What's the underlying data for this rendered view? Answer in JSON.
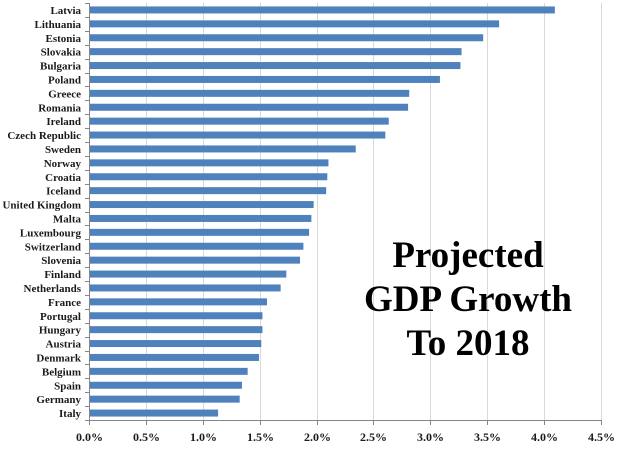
{
  "chart_data": {
    "type": "bar",
    "orientation": "horizontal",
    "title": "",
    "xlabel": "",
    "ylabel": "",
    "xlim": [
      0,
      0.045
    ],
    "x_ticks": [
      0,
      0.005,
      0.01,
      0.015,
      0.02,
      0.025,
      0.03,
      0.035,
      0.04,
      0.045
    ],
    "x_tick_labels": [
      "0.0%",
      "0.5%",
      "1.0%",
      "1.5%",
      "2.0%",
      "2.5%",
      "3.0%",
      "3.5%",
      "4.0%",
      "4.5%"
    ],
    "grid": true,
    "bar_color": "#4f81bd",
    "categories": [
      "Latvia",
      "Lithuania",
      "Estonia",
      "Slovakia",
      "Bulgaria",
      "Poland",
      "Greece",
      "Romania",
      "Ireland",
      "Czech Republic",
      "Sweden",
      "Norway",
      "Croatia",
      "Iceland",
      "United Kingdom",
      "Malta",
      "Luxembourg",
      "Switzerland",
      "Slovenia",
      "Finland",
      "Netherlands",
      "France",
      "Portugal",
      "Hungary",
      "Austria",
      "Denmark",
      "Belgium",
      "Spain",
      "Germany",
      "Italy"
    ],
    "values": [
      0.0409,
      0.036,
      0.0346,
      0.0327,
      0.0326,
      0.0308,
      0.0281,
      0.028,
      0.0263,
      0.026,
      0.0234,
      0.021,
      0.0209,
      0.0208,
      0.0197,
      0.0195,
      0.0193,
      0.0188,
      0.0185,
      0.0173,
      0.0168,
      0.0156,
      0.0152,
      0.0152,
      0.0151,
      0.0149,
      0.0139,
      0.0134,
      0.0132,
      0.0113
    ],
    "annotation": [
      "Projected",
      "GDP Growth",
      "To 2018"
    ]
  }
}
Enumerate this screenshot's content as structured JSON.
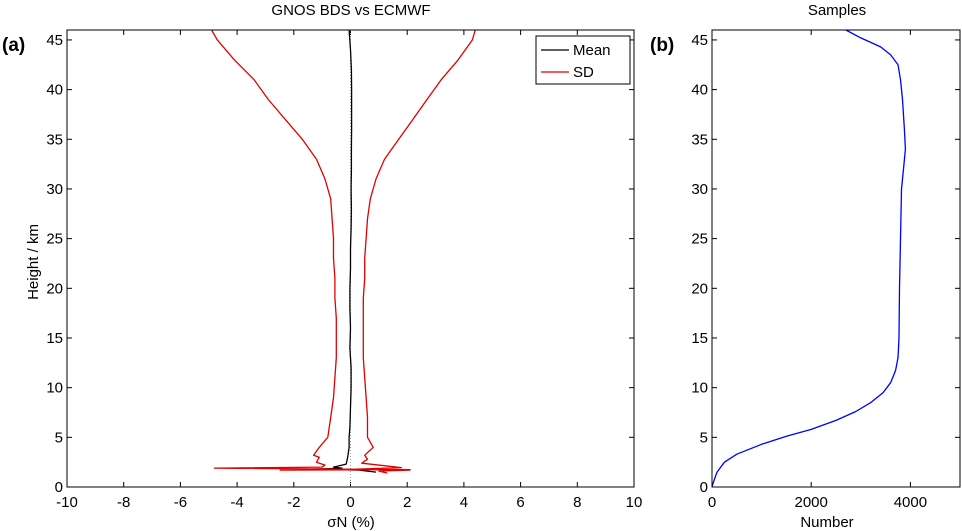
{
  "chart_data": [
    {
      "type": "line",
      "panel_label": "(a)",
      "title": "GNOS BDS vs ECMWF",
      "xlabel": "σN (%)",
      "ylabel": "Height / km",
      "xlim": [
        -10,
        10
      ],
      "ylim": [
        0,
        46
      ],
      "xticks": [
        -10,
        -8,
        -6,
        -4,
        -2,
        0,
        2,
        4,
        6,
        8,
        10
      ],
      "yticks": [
        0,
        5,
        10,
        15,
        20,
        25,
        30,
        35,
        40,
        45
      ],
      "legend": {
        "placement": "top-right",
        "entries": [
          "Mean",
          "SD"
        ]
      },
      "zero_line": {
        "x": 0,
        "style": "dotted",
        "color": "#999999"
      },
      "series": [
        {
          "name": "Mean",
          "color": "#000000",
          "points": [
            [
              0.9,
              1.5
            ],
            [
              0.3,
              1.7
            ],
            [
              -1.4,
              1.8
            ],
            [
              -0.7,
              1.85
            ],
            [
              -0.3,
              1.9
            ],
            [
              -0.6,
              2.0
            ],
            [
              -0.15,
              2.3
            ],
            [
              -0.1,
              3
            ],
            [
              -0.05,
              4
            ],
            [
              -0.05,
              5
            ],
            [
              -0.02,
              6
            ],
            [
              0.0,
              8
            ],
            [
              0.02,
              10
            ],
            [
              0.02,
              12
            ],
            [
              -0.02,
              14
            ],
            [
              0.0,
              16
            ],
            [
              -0.02,
              18
            ],
            [
              -0.02,
              20
            ],
            [
              0.0,
              22
            ],
            [
              0.0,
              24
            ],
            [
              0.02,
              26
            ],
            [
              0.03,
              28
            ],
            [
              0.02,
              30
            ],
            [
              0.03,
              32
            ],
            [
              0.03,
              34
            ],
            [
              0.04,
              36
            ],
            [
              0.04,
              38
            ],
            [
              0.04,
              40
            ],
            [
              0.03,
              42
            ],
            [
              0.0,
              44
            ],
            [
              -0.05,
              46
            ]
          ]
        },
        {
          "name": "SD",
          "color": "#e00000",
          "points": [
            [
              -4.9,
              46
            ],
            [
              -4.7,
              45
            ],
            [
              -4.1,
              43
            ],
            [
              -3.4,
              41
            ],
            [
              -2.9,
              39
            ],
            [
              -2.3,
              37
            ],
            [
              -1.7,
              35
            ],
            [
              -1.2,
              33
            ],
            [
              -0.9,
              31
            ],
            [
              -0.7,
              29
            ],
            [
              -0.65,
              27
            ],
            [
              -0.6,
              25
            ],
            [
              -0.6,
              23
            ],
            [
              -0.55,
              21
            ],
            [
              -0.55,
              19
            ],
            [
              -0.5,
              17
            ],
            [
              -0.5,
              15
            ],
            [
              -0.5,
              13
            ],
            [
              -0.55,
              11
            ],
            [
              -0.6,
              9
            ],
            [
              -0.7,
              7
            ],
            [
              -0.8,
              5
            ],
            [
              -1.1,
              4
            ],
            [
              -1.3,
              3.2
            ],
            [
              -1.1,
              3
            ],
            [
              -1.2,
              2.5
            ],
            [
              -0.9,
              2.2
            ],
            [
              -1.0,
              2.0
            ],
            [
              -4.8,
              1.9
            ],
            [
              -0.5,
              1.8
            ],
            [
              2.1,
              1.75
            ],
            [
              -2.5,
              1.7
            ]
          ]
        },
        {
          "name": "SD",
          "color": "#e00000",
          "points": [
            [
              4.4,
              46
            ],
            [
              4.3,
              45
            ],
            [
              3.8,
              43
            ],
            [
              3.2,
              41
            ],
            [
              2.7,
              39
            ],
            [
              2.2,
              37
            ],
            [
              1.7,
              35
            ],
            [
              1.2,
              33
            ],
            [
              0.9,
              31
            ],
            [
              0.7,
              29
            ],
            [
              0.6,
              27
            ],
            [
              0.55,
              25
            ],
            [
              0.5,
              23
            ],
            [
              0.5,
              21
            ],
            [
              0.45,
              19
            ],
            [
              0.45,
              17
            ],
            [
              0.45,
              15
            ],
            [
              0.45,
              13
            ],
            [
              0.5,
              11
            ],
            [
              0.55,
              9
            ],
            [
              0.6,
              7
            ],
            [
              0.6,
              5
            ],
            [
              0.8,
              4
            ],
            [
              0.5,
              3.2
            ],
            [
              0.6,
              2.8
            ],
            [
              0.4,
              2.4
            ],
            [
              1.8,
              1.95
            ],
            [
              0.2,
              1.8
            ],
            [
              2.1,
              1.7
            ],
            [
              1.0,
              1.6
            ],
            [
              1.3,
              1.4
            ]
          ]
        }
      ]
    },
    {
      "type": "line",
      "panel_label": "(b)",
      "title": "Samples",
      "xlabel": "Number",
      "ylabel": "",
      "xlim": [
        0,
        5000
      ],
      "ylim": [
        0,
        46
      ],
      "xticks": [
        0,
        2000,
        4000
      ],
      "yticks": [
        0,
        5,
        10,
        15,
        20,
        25,
        30,
        35,
        40,
        45
      ],
      "series": [
        {
          "color": "#0000ff",
          "points": [
            [
              0,
              0
            ],
            [
              30,
              0.5
            ],
            [
              100,
              1.5
            ],
            [
              250,
              2.5
            ],
            [
              500,
              3.3
            ],
            [
              1000,
              4.3
            ],
            [
              1500,
              5.1
            ],
            [
              2000,
              5.8
            ],
            [
              2500,
              6.7
            ],
            [
              2900,
              7.6
            ],
            [
              3200,
              8.5
            ],
            [
              3450,
              9.5
            ],
            [
              3600,
              10.5
            ],
            [
              3700,
              11.7
            ],
            [
              3750,
              13
            ],
            [
              3770,
              15
            ],
            [
              3780,
              20
            ],
            [
              3800,
              25
            ],
            [
              3820,
              30
            ],
            [
              3860,
              32
            ],
            [
              3900,
              34
            ],
            [
              3880,
              36
            ],
            [
              3840,
              39
            ],
            [
              3800,
              41
            ],
            [
              3750,
              42.5
            ],
            [
              3600,
              43.5
            ],
            [
              3400,
              44.3
            ],
            [
              3000,
              45.2
            ],
            [
              2700,
              46
            ]
          ]
        }
      ]
    }
  ]
}
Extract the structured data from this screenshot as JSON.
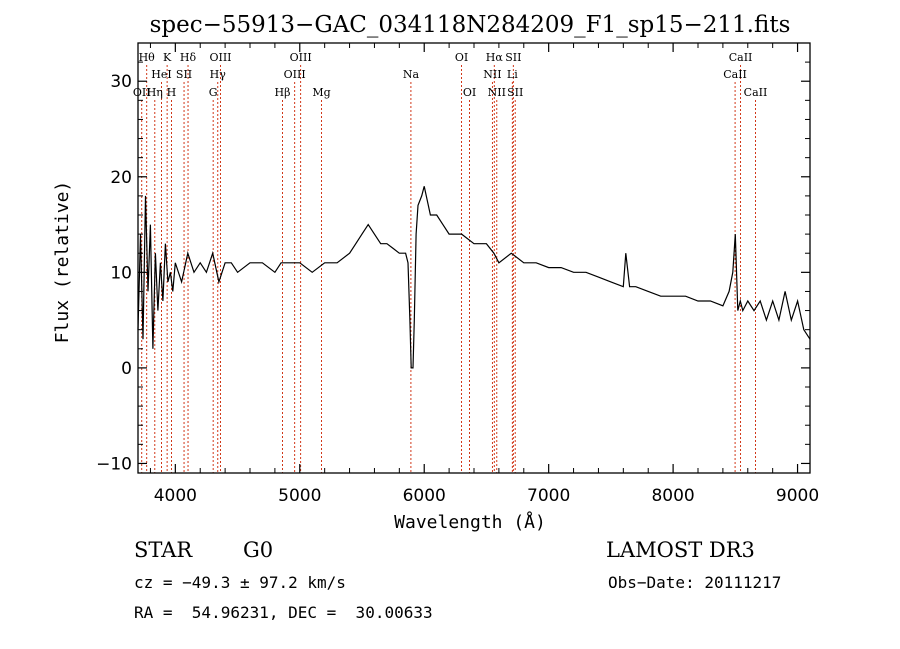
{
  "chart_data": {
    "type": "line",
    "title": "spec−55913−GAC_034118N284209_F1_sp15−211.fits",
    "xlabel": "Wavelength (Å)",
    "ylabel": "Flux (relative)",
    "xlim": [
      3700,
      9100
    ],
    "ylim": [
      -11,
      34
    ],
    "x_ticks": [
      4000,
      5000,
      6000,
      7000,
      8000,
      9000
    ],
    "y_ticks": [
      -10,
      0,
      10,
      20,
      30
    ],
    "grid": false,
    "series": [
      {
        "x": [
          3700,
          3720,
          3740,
          3760,
          3780,
          3800,
          3820,
          3840,
          3860,
          3880,
          3900,
          3920,
          3940,
          3960,
          3980,
          4000,
          4050,
          4100,
          4150,
          4200,
          4250,
          4300,
          4350,
          4400,
          4450,
          4500,
          4600,
          4700,
          4800,
          4850,
          4900,
          5000,
          5100,
          5200,
          5300,
          5400,
          5450,
          5500,
          5550,
          5600,
          5650,
          5700,
          5750,
          5800,
          5850,
          5870,
          5885,
          5895,
          5910,
          5920,
          5935,
          5950,
          5980,
          6000,
          6050,
          6100,
          6150,
          6200,
          6300,
          6400,
          6500,
          6560,
          6600,
          6700,
          6800,
          6900,
          7000,
          7100,
          7200,
          7300,
          7400,
          7500,
          7600,
          7620,
          7650,
          7700,
          7800,
          7900,
          8000,
          8100,
          8200,
          8300,
          8400,
          8450,
          8480,
          8500,
          8520,
          8540,
          8560,
          8600,
          8650,
          8700,
          8750,
          8800,
          8850,
          8900,
          8950,
          9000,
          9050,
          9100
        ],
        "y": [
          4,
          14,
          3,
          18,
          8,
          15,
          2,
          12,
          6,
          11,
          7,
          13,
          9,
          10,
          8,
          11,
          9,
          12,
          10,
          11,
          10,
          12,
          9,
          11,
          11,
          10,
          11,
          11,
          10,
          11,
          11,
          11,
          10,
          11,
          11,
          12,
          13,
          14,
          15,
          14,
          13,
          13,
          12.5,
          12,
          12,
          11,
          5,
          0,
          0,
          5,
          14,
          17,
          18,
          19,
          16,
          16,
          15,
          14,
          14,
          13,
          13,
          12,
          11,
          12,
          11,
          11,
          10.5,
          10.5,
          10,
          10,
          9.5,
          9,
          8.5,
          12,
          8.5,
          8.5,
          8,
          7.5,
          7.5,
          7.5,
          7,
          7,
          6.5,
          8,
          10,
          14,
          6,
          7,
          6,
          7,
          6,
          7,
          5,
          7,
          5,
          8,
          5,
          7,
          4,
          3
        ]
      }
    ],
    "lines": [
      {
        "wavelength": 3730,
        "label": "OII",
        "row": 3
      },
      {
        "wavelength": 3770,
        "label": "Hθ",
        "row": 1
      },
      {
        "wavelength": 3835,
        "label": "Hη",
        "row": 3
      },
      {
        "wavelength": 3889,
        "label": "HeI",
        "row": 2
      },
      {
        "wavelength": 3934,
        "label": "K",
        "row": 1
      },
      {
        "wavelength": 3969,
        "label": "H",
        "row": 3
      },
      {
        "wavelength": 4070,
        "label": "SII",
        "row": 2
      },
      {
        "wavelength": 4102,
        "label": "Hδ",
        "row": 1
      },
      {
        "wavelength": 4304,
        "label": "G",
        "row": 3
      },
      {
        "wavelength": 4341,
        "label": "Hγ",
        "row": 2
      },
      {
        "wavelength": 4363,
        "label": "OIII",
        "row": 1
      },
      {
        "wavelength": 4861,
        "label": "Hβ",
        "row": 3
      },
      {
        "wavelength": 4959,
        "label": "OIII",
        "row": 2
      },
      {
        "wavelength": 5007,
        "label": "OIII",
        "row": 1
      },
      {
        "wavelength": 5175,
        "label": "Mg",
        "row": 3
      },
      {
        "wavelength": 5893,
        "label": "Na",
        "row": 2
      },
      {
        "wavelength": 6300,
        "label": "OI",
        "row": 1
      },
      {
        "wavelength": 6364,
        "label": "OI",
        "row": 3
      },
      {
        "wavelength": 6548,
        "label": "NII",
        "row": 2
      },
      {
        "wavelength": 6563,
        "label": "Hα",
        "row": 1
      },
      {
        "wavelength": 6583,
        "label": "NII",
        "row": 3
      },
      {
        "wavelength": 6708,
        "label": "Li",
        "row": 2
      },
      {
        "wavelength": 6716,
        "label": "SII",
        "row": 1
      },
      {
        "wavelength": 6731,
        "label": "SII",
        "row": 3
      },
      {
        "wavelength": 8498,
        "label": "CaII",
        "row": 2
      },
      {
        "wavelength": 8542,
        "label": "CaII",
        "row": 1
      },
      {
        "wavelength": 8662,
        "label": "CaII",
        "row": 3
      }
    ]
  },
  "footer": {
    "class_label": "STAR",
    "subclass_label": "G0",
    "survey_label": "LAMOST DR3",
    "redshift_text": "cz = −49.3 ± 97.2 km/s",
    "obs_date_text": "Obs−Date: 20111217",
    "coords_text": "RA =  54.96231, DEC =  30.00633"
  },
  "colors": {
    "spectrum": "#000000",
    "line_markers": "#cc2200",
    "axes": "#000000",
    "background": "#ffffff"
  }
}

Goal of the exercise: From the material given, work out how many lines hold the string "ylabel"; state that number and nothing further.

Exercise response: 4